---------- PROVIDED ENTRIES

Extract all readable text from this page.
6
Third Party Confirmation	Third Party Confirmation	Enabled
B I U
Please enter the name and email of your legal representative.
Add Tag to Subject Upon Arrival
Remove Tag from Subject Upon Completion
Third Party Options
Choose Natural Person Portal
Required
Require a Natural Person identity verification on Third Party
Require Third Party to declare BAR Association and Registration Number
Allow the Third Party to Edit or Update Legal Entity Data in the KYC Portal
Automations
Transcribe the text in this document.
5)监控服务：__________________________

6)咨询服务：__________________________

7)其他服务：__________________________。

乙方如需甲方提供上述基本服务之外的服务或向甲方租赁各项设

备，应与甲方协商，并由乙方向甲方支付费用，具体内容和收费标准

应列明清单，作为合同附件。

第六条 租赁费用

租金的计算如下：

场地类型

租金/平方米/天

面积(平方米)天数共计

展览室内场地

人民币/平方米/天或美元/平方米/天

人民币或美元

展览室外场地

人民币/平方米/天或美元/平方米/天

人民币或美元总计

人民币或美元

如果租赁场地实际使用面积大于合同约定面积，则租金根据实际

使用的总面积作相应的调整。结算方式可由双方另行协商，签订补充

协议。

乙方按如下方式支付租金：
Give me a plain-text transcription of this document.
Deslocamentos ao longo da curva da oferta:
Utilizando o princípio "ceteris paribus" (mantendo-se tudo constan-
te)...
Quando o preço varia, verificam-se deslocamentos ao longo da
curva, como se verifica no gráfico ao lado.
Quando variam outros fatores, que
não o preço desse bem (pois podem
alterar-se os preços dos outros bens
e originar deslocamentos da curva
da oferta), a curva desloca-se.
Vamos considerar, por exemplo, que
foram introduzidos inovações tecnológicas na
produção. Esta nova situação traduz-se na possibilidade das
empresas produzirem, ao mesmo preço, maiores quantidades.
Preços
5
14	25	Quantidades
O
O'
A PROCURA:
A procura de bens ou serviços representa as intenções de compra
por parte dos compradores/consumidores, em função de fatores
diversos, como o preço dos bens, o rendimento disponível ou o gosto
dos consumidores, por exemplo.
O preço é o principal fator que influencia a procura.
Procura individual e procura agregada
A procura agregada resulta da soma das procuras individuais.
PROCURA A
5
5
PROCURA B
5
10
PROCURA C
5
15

--------------------

Repeat only the lines running from the line that contains "Give me a plain-text" through the last line above, inclusive.

Give me a plain-text transcription of this document.
Deslocamentos ao longo da curva da oferta:
Utilizando o princípio "ceteris paribus" (mantendo-se tudo constan-
te)...
Quando o preço varia, verificam-se deslocamentos ao longo da
curva, como se verifica no gráfico ao lado.
Quando variam outros fatores, que
não o preço desse bem (pois podem
alterar-se os preços dos outros bens
e originar deslocamentos da curva
da oferta), a curva desloca-se.
Vamos considerar, por exemplo, que
foram introduzidos inovações tecnológicas na
produção. Esta nova situação traduz-se na possibilidade das
empresas produzirem, ao mesmo preço, maiores quantidades.
Preços
5
14	25	Quantidades
O
O'
A PROCURA:
A procura de bens ou serviços representa as intenções de compra
por parte dos compradores/consumidores, em função de fatores
diversos, como o preço dos bens, o rendimento disponível ou o gosto
dos consumidores, por exemplo.
O preço é o principal fator que influencia a procura.
Procura individual e procura agregada
A procura agregada resulta da soma das procuras individuais.
PROCURA A
5
5
PROCURA B
5
10
PROCURA C
5
15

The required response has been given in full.